PROVIDED TEXT →
------------------------------

Wednesday, October 17, 2007

Final analysis: is investing in an African firm worthwhile?

Hello everyone, this installment is the final entry for my thoughts thus far on uventure capital. Again I have been tardy in adding this posting so I apologize to those who were waiting. I also want to thank Adapted Consulting for their feedback and support. As always feedback is welcome.

Final Thoughts
Groupe Zirasun presents an interesting example of an African company that could create a fantastic marginal return on invested capital. The potential that Groupe Zirasun has also reinforces the difficulty North American investor have/would have, identifying good opportunities for investment in Africa. If a North American knew to search for Groupe Zirasun, which in itself is very unlikely, the company’s website ( contains no financial data. Groupe Zirasun is not listed on any foreign exchange. The average North American investor has no way of performing a traditional evaluation of Groupe Zirasun. The inability of the North American investor to compare Groupe Zirasun to other potential investments essentially precludes investment. When I began this project I thought that I could encourage investment by bridging this information gap but soon realized I was wrong.

I falsely assumed that I could approach the problem from a different perspective, but still a perspective familiar to North Americans, and justify taking an equity stake in Groupe Zirasun. However, I soon realized that an African company in a developing nation could not be compared on similar risk metrics because of issues such as reliability of data, scale of economic data in relation to developed countries. In fact, it was very difficult to compare Mali to other “developing” nations because of the size of Mali’s economy as compared to that of any of the BRIC countries. As a result, I was led to the conclusion that even traditional thinking on investment into developing countries would not completely apply to smaller, impoverished nations. Soliciting investment in these countries can only be done with the offer of returns from a source not observable under traditional methods of examining companies and economies.

------------------------------

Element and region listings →
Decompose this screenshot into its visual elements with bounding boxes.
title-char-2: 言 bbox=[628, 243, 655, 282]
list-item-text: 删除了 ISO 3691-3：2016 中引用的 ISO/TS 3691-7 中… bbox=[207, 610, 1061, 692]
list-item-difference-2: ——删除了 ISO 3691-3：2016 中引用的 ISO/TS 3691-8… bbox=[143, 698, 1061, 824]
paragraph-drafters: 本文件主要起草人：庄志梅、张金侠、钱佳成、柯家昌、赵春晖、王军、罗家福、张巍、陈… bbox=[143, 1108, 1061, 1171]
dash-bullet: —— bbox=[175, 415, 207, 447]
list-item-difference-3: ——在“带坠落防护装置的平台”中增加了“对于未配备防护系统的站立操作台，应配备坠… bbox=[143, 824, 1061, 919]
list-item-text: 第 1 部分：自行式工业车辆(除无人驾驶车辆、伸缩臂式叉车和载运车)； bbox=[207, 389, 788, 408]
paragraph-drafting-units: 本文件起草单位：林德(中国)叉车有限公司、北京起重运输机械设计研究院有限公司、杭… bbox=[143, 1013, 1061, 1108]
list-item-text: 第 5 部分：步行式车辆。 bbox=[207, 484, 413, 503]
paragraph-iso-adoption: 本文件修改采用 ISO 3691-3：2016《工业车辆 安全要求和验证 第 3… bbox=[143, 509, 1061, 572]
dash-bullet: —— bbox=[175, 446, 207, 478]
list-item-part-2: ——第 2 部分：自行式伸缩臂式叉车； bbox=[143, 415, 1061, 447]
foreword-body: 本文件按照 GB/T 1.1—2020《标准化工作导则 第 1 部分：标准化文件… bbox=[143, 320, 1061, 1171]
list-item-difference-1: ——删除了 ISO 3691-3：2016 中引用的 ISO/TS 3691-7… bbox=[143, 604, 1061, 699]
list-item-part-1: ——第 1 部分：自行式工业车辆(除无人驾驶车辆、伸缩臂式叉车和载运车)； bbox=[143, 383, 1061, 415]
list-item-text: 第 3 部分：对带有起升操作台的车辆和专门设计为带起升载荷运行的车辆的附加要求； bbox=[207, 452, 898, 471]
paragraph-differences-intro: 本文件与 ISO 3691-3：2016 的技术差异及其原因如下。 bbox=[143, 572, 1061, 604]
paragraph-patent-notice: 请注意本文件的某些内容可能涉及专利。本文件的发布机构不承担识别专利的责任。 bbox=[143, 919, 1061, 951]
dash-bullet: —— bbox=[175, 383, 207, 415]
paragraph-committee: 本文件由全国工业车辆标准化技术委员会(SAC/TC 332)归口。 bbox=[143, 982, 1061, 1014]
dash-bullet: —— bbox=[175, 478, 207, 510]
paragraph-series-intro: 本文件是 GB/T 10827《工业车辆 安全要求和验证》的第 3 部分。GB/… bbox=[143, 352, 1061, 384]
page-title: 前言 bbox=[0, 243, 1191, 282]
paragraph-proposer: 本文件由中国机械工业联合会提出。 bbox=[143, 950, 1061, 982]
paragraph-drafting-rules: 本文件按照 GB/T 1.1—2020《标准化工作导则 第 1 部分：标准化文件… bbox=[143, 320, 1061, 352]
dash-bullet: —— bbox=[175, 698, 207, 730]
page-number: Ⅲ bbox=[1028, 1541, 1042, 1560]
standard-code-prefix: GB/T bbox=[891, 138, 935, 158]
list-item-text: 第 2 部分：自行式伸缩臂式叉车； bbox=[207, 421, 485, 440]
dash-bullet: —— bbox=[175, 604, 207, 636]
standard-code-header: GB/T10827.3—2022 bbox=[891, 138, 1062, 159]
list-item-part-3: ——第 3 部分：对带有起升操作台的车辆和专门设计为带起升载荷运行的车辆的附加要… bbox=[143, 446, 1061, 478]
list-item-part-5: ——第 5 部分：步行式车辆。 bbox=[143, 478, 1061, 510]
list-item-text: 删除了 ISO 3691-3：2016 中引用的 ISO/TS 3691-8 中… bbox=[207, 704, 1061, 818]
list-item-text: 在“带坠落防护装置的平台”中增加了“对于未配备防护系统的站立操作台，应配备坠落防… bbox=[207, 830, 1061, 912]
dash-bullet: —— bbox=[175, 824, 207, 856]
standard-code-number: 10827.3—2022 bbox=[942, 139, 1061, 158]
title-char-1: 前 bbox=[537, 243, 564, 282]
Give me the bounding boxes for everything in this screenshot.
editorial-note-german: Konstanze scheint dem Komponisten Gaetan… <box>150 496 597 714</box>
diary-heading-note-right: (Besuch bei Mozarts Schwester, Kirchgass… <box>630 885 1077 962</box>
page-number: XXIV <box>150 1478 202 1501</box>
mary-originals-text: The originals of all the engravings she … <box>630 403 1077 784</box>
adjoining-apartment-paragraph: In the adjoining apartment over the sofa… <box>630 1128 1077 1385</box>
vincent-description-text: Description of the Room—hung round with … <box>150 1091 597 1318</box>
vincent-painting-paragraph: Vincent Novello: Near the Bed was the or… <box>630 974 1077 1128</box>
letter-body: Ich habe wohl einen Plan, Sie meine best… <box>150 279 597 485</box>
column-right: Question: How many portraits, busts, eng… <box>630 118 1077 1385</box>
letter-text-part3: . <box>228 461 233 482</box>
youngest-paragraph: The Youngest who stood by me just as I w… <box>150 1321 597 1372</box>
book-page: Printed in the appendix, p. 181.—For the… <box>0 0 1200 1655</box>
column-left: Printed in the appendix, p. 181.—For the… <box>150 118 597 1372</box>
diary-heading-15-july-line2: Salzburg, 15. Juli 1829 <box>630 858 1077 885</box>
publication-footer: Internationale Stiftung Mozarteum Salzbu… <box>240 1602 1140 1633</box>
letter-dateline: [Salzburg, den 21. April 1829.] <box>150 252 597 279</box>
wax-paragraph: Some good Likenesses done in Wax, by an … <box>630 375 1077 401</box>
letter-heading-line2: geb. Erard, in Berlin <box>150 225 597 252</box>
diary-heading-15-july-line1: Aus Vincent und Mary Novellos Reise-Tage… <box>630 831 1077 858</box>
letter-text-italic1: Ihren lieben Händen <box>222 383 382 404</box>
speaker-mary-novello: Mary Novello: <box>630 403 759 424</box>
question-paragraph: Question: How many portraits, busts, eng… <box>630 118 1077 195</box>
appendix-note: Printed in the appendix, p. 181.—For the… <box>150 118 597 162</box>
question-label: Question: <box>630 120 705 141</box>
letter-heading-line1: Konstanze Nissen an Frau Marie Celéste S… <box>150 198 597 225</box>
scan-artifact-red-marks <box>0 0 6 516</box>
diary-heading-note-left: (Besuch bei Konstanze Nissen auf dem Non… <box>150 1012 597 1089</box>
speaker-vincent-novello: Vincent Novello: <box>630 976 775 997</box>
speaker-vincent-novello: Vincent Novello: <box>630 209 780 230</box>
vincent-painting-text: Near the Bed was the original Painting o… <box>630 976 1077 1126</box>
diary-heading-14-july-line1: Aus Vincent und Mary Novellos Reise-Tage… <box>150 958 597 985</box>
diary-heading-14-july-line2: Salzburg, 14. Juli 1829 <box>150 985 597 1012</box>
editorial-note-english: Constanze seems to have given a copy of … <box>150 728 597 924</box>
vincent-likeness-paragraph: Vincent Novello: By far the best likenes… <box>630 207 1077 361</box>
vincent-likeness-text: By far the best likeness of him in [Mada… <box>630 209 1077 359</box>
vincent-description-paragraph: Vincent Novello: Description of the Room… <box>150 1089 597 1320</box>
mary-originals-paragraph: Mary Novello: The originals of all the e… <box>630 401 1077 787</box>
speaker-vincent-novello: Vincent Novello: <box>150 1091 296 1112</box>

------------------------------

WORK TO COMPLETE →
1) Restate the paragraph of the post on investing in an African firm that begins "I falsely assumed" as a short bulleted list that keeps its main facts.
2) Reproduce the lines of the records starting with the very first one and going on through the line with "list-item-difference-2: ——删除了 ISO", both ends included, with no changes.
The blog post and the records are separate, unrelated material.

ANSWERS TO EACH TASK →
1)
- Initial assumption: a different perspective, still familiar to North Americans, could justify taking an equity stake in Groupe Zirasun.
- Problem: an African company in a developing nation could not be compared on similar risk metrics, because of the reliability of data and the scale of economic data relative to developed countries.
- Mali was hard to compare even with other "developing" nations, given the size of its economy next to that of any BRIC country.
- Conclusion: even traditional thinking on investment in developing countries would not completely apply to smaller, impoverished nations.
- Investment in such countries can be solicited only by offering returns from a source that traditional methods of examining companies and economies cannot observe.

2)
Decompose this screenshot into its visual elements with bounding boxes.
title-char-2: 言 bbox=[628, 243, 655, 282]
list-item-text: 删除了 ISO 3691-3：2016 中引用的 ISO/TS 3691-7 中… bbox=[207, 610, 1061, 692]
list-item-difference-2: ——删除了 ISO 3691-3：2016 中引用的 ISO/TS 3691-8… bbox=[143, 698, 1061, 824]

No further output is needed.